### [BRIEF]
Go through the lines below. Copy those with "Your".

### [MATERIAL SHOWN]
_ _ _

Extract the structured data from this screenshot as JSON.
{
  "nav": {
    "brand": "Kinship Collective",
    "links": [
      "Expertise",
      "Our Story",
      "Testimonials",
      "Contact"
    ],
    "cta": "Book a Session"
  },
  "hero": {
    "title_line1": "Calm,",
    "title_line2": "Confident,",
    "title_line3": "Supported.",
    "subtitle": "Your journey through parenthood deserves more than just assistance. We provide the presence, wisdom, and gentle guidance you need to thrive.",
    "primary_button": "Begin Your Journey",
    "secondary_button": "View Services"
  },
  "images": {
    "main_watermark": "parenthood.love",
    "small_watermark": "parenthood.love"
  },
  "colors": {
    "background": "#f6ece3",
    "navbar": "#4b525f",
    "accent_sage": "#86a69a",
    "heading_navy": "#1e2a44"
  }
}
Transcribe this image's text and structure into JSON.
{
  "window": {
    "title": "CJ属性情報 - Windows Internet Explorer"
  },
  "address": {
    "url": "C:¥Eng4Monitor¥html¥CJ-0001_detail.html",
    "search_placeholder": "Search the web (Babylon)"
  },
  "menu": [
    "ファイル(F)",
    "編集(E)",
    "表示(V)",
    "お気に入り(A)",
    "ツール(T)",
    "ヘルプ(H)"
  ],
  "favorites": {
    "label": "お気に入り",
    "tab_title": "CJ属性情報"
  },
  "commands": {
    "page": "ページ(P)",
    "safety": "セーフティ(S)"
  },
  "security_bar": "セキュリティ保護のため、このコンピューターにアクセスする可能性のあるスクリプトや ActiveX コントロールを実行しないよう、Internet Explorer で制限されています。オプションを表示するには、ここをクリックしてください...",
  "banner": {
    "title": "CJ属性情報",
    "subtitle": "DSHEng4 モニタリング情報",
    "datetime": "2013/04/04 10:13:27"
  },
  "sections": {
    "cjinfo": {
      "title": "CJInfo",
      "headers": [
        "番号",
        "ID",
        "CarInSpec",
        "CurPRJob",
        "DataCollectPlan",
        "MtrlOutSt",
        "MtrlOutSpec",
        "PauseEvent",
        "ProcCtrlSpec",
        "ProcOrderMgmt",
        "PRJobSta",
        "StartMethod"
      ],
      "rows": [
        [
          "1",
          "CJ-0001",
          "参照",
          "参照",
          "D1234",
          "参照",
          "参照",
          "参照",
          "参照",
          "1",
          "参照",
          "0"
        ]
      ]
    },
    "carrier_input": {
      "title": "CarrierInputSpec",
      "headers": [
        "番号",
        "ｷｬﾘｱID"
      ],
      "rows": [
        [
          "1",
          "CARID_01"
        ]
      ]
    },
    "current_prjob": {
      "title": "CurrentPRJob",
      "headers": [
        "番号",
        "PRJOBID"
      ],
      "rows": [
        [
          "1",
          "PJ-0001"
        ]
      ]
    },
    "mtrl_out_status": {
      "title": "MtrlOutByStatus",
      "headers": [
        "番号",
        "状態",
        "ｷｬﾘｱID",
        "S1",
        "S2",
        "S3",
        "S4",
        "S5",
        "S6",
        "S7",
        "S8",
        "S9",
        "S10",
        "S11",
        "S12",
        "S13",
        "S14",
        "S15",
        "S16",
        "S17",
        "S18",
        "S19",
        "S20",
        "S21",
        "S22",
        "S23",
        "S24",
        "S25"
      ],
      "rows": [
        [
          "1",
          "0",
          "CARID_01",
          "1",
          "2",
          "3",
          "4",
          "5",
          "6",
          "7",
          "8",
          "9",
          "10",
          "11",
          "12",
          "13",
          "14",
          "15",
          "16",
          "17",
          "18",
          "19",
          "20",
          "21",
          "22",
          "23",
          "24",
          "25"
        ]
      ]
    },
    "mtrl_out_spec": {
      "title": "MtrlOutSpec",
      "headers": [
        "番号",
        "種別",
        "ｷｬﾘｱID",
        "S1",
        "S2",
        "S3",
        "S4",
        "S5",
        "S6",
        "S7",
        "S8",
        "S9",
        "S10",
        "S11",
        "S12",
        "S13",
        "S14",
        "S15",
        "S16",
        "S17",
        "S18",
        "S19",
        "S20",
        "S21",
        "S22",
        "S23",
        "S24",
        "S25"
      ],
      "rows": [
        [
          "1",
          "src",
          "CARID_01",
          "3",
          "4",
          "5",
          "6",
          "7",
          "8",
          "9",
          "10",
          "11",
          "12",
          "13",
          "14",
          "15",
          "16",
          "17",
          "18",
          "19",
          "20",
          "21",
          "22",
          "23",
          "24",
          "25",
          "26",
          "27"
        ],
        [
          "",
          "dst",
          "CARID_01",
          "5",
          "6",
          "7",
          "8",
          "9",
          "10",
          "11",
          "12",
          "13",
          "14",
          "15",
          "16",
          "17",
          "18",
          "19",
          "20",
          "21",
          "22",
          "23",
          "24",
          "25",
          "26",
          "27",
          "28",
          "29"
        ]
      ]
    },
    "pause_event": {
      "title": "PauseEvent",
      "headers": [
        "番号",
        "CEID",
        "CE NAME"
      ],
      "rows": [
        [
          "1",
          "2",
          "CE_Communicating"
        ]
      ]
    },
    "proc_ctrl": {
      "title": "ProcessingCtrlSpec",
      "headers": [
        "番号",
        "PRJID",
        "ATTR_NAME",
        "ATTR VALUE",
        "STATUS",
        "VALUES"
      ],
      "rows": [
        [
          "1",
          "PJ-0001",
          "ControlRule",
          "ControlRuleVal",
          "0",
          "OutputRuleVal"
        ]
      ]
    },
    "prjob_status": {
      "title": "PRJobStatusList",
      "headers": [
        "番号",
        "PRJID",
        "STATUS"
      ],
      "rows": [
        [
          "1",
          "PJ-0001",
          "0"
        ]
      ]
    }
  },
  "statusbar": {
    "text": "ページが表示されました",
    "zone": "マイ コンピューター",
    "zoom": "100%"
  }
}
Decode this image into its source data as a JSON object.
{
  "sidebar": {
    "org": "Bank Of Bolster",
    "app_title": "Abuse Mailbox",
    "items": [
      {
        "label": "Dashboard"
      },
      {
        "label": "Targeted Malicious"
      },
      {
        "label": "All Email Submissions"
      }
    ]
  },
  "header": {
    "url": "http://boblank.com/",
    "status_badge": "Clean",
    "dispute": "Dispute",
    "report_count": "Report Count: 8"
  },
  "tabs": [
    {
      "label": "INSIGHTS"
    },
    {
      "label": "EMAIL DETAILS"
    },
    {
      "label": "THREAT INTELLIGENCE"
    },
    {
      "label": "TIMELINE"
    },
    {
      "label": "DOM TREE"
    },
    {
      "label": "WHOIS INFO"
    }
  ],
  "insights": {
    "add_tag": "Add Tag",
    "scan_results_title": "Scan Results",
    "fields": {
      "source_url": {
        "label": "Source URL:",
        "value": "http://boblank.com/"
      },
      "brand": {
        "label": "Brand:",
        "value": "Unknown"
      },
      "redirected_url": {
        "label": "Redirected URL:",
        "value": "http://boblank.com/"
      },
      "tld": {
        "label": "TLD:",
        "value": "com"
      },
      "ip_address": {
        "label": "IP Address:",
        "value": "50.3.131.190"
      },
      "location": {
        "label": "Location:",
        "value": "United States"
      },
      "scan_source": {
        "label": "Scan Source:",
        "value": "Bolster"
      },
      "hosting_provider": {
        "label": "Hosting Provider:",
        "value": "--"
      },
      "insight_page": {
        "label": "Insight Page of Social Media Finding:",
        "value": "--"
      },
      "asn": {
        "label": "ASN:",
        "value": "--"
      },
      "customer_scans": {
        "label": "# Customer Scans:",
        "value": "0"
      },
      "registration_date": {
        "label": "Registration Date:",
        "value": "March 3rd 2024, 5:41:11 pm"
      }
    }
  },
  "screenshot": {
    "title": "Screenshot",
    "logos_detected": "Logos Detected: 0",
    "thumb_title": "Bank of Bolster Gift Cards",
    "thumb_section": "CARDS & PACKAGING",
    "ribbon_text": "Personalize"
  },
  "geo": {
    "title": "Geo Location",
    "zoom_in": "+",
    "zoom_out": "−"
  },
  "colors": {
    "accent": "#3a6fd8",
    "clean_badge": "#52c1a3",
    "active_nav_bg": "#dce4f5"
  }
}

_ _ _

### [ANSWER FOR THE TASK]
    "subtitle": "Your journey through parenthood deserves more than just assistance. We provide the presence, wisdom, and gentle guidance you need to thrive.",
    "primary_button": "Begin Your Journey",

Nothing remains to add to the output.